Task to carry out:
Write out the listing below exactly, and omit any images you find in it.

Records for the exercise:
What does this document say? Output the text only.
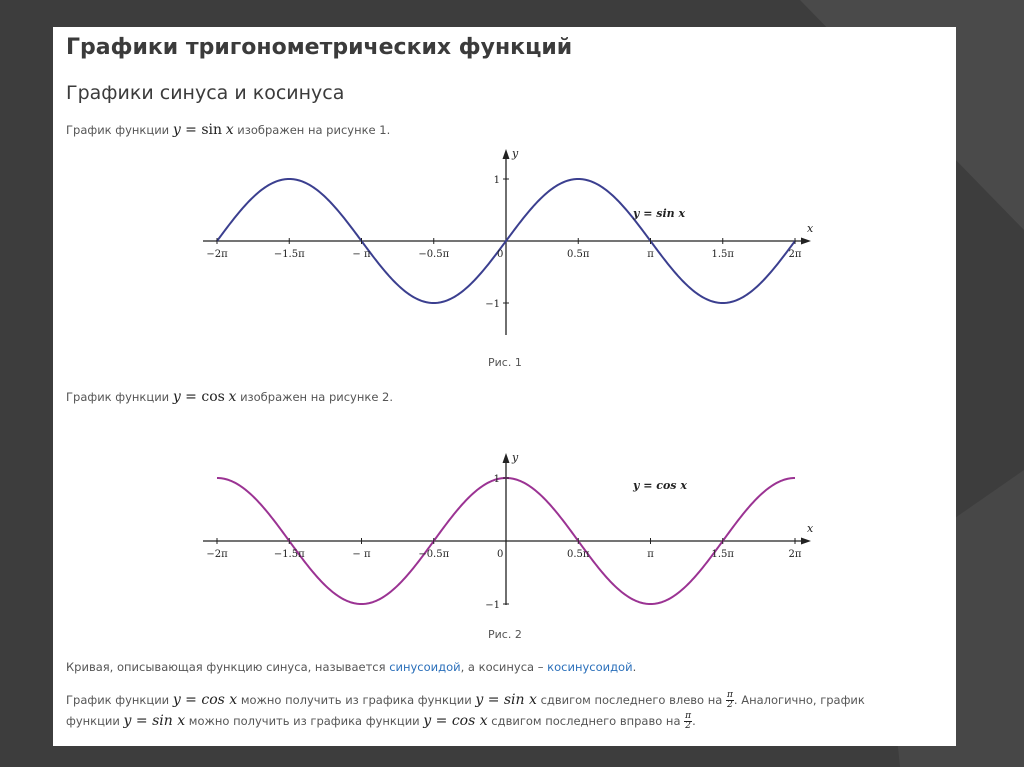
Графики тригонометрических функций
Графики синуса и косинуса

График функции y = sin x изображен на рисунке 1.

x
y
−2π	−1.5π	− π	−0.5π	0	0.5π	π	1.5π	2π
1
−1
y = sin x

Рис. 1

График функции y = cos x изображен на рисунке 2.

x
y
−2π	−1.5π	− π	−0.5π	0	0.5π	π	1.5π	2π
1
−1
y = cos x

Рис. 2

Кривая, описывающая функцию синуса, называется синусоидой, а косинуса – косинусоидой.

График функции y = cos x можно получить из графика функции y = sin x сдвигом последнего влево на $\frac{\pi}{2}$ . Аналогично, график

функции y = sin x можно получить из графика функции y = cos x сдвигом последнего вправо на $\frac{\pi}{2}$ .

Complete answer:
What does this document say? Output the text only.
Графики тригонометрических функций
Графики синуса и косинуса

График функции y = sin x изображен на рисунке 1.

x
y
−2π	−1.5π	− π	−0.5π	0	0.5π	π	1.5π	2π
1
−1
y = sin x

Рис. 1

График функции y = cos x изображен на рисунке 2.

x
y
−2π	−1.5π	− π	−0.5π	0	0.5π	π	1.5π	2π
1
−1
y = cos x

Рис. 2

Кривая, описывающая функцию синуса, называется синусоидой, а косинуса – косинусоидой.

График функции y = cos x можно получить из графика функции y = sin x сдвигом последнего влево на $\frac{\pi}{2}$ . Аналогично, график

функции y = sin x можно получить из графика функции y = cos x сдвигом последнего вправо на $\frac{\pi}{2}$ .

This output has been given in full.